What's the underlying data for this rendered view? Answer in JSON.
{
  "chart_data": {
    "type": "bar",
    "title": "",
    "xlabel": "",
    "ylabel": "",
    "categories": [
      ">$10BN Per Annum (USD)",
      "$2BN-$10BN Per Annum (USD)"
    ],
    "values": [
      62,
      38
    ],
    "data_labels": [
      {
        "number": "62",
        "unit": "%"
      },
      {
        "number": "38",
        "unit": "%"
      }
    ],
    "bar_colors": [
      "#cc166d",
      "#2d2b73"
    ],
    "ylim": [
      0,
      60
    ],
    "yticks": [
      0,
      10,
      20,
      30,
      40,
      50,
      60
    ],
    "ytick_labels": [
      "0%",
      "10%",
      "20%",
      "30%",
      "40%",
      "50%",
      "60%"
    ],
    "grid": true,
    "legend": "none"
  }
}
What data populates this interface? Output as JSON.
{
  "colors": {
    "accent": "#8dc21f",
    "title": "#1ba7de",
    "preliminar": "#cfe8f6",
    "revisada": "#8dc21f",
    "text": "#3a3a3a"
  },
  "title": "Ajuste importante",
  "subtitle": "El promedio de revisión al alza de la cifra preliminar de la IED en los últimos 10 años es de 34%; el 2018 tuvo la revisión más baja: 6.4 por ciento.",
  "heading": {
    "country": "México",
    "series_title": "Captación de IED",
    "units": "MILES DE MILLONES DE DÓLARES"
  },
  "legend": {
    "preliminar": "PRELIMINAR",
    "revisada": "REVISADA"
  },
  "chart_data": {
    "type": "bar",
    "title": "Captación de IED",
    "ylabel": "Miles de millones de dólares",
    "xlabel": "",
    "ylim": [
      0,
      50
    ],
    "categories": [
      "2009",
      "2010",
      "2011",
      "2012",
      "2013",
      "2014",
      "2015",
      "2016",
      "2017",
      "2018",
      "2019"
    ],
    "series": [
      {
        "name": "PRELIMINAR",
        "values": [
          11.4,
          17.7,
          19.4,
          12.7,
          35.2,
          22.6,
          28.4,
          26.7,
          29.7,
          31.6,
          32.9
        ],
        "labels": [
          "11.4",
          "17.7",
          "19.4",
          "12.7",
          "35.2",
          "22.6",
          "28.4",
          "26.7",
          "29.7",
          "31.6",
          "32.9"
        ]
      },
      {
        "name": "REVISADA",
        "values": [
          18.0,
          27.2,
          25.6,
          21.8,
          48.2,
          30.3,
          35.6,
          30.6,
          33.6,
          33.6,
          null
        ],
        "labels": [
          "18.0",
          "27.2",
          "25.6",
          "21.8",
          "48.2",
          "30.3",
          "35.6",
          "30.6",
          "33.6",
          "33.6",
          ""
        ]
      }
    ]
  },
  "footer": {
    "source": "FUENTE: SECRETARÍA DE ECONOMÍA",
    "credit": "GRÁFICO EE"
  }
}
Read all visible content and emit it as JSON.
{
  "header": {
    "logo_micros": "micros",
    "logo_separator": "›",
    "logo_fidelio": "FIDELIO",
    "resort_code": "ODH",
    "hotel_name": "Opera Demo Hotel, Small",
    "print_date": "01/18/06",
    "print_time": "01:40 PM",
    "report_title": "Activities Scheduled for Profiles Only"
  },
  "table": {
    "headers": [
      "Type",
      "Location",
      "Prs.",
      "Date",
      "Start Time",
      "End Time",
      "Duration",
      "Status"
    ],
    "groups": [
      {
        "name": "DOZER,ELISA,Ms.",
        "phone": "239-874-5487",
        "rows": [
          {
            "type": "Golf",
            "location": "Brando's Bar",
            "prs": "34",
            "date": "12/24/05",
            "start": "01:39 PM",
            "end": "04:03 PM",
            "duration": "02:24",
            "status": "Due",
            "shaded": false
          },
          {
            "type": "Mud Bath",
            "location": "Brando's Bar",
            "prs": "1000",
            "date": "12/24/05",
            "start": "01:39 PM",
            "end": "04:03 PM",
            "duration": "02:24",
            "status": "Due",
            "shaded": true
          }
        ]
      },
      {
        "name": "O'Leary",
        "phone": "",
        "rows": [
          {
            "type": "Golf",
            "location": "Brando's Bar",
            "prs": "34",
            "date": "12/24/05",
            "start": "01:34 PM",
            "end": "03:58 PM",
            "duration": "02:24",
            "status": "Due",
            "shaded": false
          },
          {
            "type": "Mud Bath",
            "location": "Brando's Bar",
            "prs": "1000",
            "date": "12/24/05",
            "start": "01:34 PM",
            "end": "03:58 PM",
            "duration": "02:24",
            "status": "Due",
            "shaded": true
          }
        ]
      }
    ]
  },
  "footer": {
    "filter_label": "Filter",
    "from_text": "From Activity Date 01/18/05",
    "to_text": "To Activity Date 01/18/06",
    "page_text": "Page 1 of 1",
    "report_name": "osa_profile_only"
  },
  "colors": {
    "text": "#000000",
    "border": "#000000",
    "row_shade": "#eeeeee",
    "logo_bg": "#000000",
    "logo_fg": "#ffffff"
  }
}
***
▶ **TO BE DONE**: Repeat the material word for word, in full.

▶ **RESULT**:
What's the underlying data for this rendered view? Answer in JSON.
{
  "chart_data": {
    "type": "bar",
    "title": "",
    "xlabel": "",
    "ylabel": "",
    "categories": [
      ">$10BN Per Annum (USD)",
      "$2BN-$10BN Per Annum (USD)"
    ],
    "values": [
      62,
      38
    ],
    "data_labels": [
      {
        "number": "62",
        "unit": "%"
      },
      {
        "number": "38",
        "unit": "%"
      }
    ],
    "bar_colors": [
      "#cc166d",
      "#2d2b73"
    ],
    "ylim": [
      0,
      60
    ],
    "yticks": [
      0,
      10,
      20,
      30,
      40,
      50,
      60
    ],
    "ytick_labels": [
      "0%",
      "10%",
      "20%",
      "30%",
      "40%",
      "50%",
      "60%"
    ],
    "grid": true,
    "legend": "none"
  }
}
What data populates this interface? Output as JSON.
{
  "colors": {
    "accent": "#8dc21f",
    "title": "#1ba7de",
    "preliminar": "#cfe8f6",
    "revisada": "#8dc21f",
    "text": "#3a3a3a"
  },
  "title": "Ajuste importante",
  "subtitle": "El promedio de revisión al alza de la cifra preliminar de la IED en los últimos 10 años es de 34%; el 2018 tuvo la revisión más baja: 6.4 por ciento.",
  "heading": {
    "country": "México",
    "series_title": "Captación de IED",
    "units": "MILES DE MILLONES DE DÓLARES"
  },
  "legend": {
    "preliminar": "PRELIMINAR",
    "revisada": "REVISADA"
  },
  "chart_data": {
    "type": "bar",
    "title": "Captación de IED",
    "ylabel": "Miles de millones de dólares",
    "xlabel": "",
    "ylim": [
      0,
      50
    ],
    "categories": [
      "2009",
      "2010",
      "2011",
      "2012",
      "2013",
      "2014",
      "2015",
      "2016",
      "2017",
      "2018",
      "2019"
    ],
    "series": [
      {
        "name": "PRELIMINAR",
        "values": [
          11.4,
          17.7,
          19.4,
          12.7,
          35.2,
          22.6,
          28.4,
          26.7,
          29.7,
          31.6,
          32.9
        ],
        "labels": [
          "11.4",
          "17.7",
          "19.4",
          "12.7",
          "35.2",
          "22.6",
          "28.4",
          "26.7",
          "29.7",
          "31.6",
          "32.9"
        ]
      },
      {
        "name": "REVISADA",
        "values": [
          18.0,
          27.2,
          25.6,
          21.8,
          48.2,
          30.3,
          35.6,
          30.6,
          33.6,
          33.6,
          null
        ],
        "labels": [
          "18.0",
          "27.2",
          "25.6",
          "21.8",
          "48.2",
          "30.3",
          "35.6",
          "30.6",
          "33.6",
          "33.6",
          ""
        ]
      }
    ]
  },
  "footer": {
    "source": "FUENTE: SECRETARÍA DE ECONOMÍA",
    "credit": "GRÁFICO EE"
  }
}
Read all visible content and emit it as JSON.
{
  "header": {
    "logo_micros": "micros",
    "logo_separator": "›",
    "logo_fidelio": "FIDELIO",
    "resort_code": "ODH",
    "hotel_name": "Opera Demo Hotel, Small",
    "print_date": "01/18/06",
    "print_time": "01:40 PM",
    "report_title": "Activities Scheduled for Profiles Only"
  },
  "table": {
    "headers": [
      "Type",
      "Location",
      "Prs.",
      "Date",
      "Start Time",
      "End Time",
      "Duration",
      "Status"
    ],
    "groups": [
      {
        "name": "DOZER,ELISA,Ms.",
        "phone": "239-874-5487",
        "rows": [
          {
            "type": "Golf",
            "location": "Brando's Bar",
            "prs": "34",
            "date": "12/24/05",
            "start": "01:39 PM",
            "end": "04:03 PM",
            "duration": "02:24",
            "status": "Due",
            "shaded": false
          },
          {
            "type": "Mud Bath",
            "location": "Brando's Bar",
            "prs": "1000",
            "date": "12/24/05",
            "start": "01:39 PM",
            "end": "04:03 PM",
            "duration": "02:24",
            "status": "Due",
            "shaded": true
          }
        ]
      },
      {
        "name": "O'Leary",
        "phone": "",
        "rows": [
          {
            "type": "Golf",
            "location": "Brando's Bar",
            "prs": "34",
            "date": "12/24/05",
            "start": "01:34 PM",
            "end": "03:58 PM",
            "duration": "02:24",
            "status": "Due",
            "shaded": false
          },
          {
            "type": "Mud Bath",
            "location": "Brando's Bar",
            "prs": "1000",
            "date": "12/24/05",
            "start": "01:34 PM",
            "end": "03:58 PM",
            "duration": "02:24",
            "status": "Due",
            "shaded": true
          }
        ]
      }
    ]
  },
  "footer": {
    "filter_label": "Filter",
    "from_text": "From Activity Date 01/18/05",
    "to_text": "To Activity Date 01/18/06",
    "page_text": "Page 1 of 1",
    "report_name": "osa_profile_only"
  },
  "colors": {
    "text": "#000000",
    "border": "#000000",
    "row_shade": "#eeeeee",
    "logo_bg": "#000000",
    "logo_fg": "#ffffff"
  }
}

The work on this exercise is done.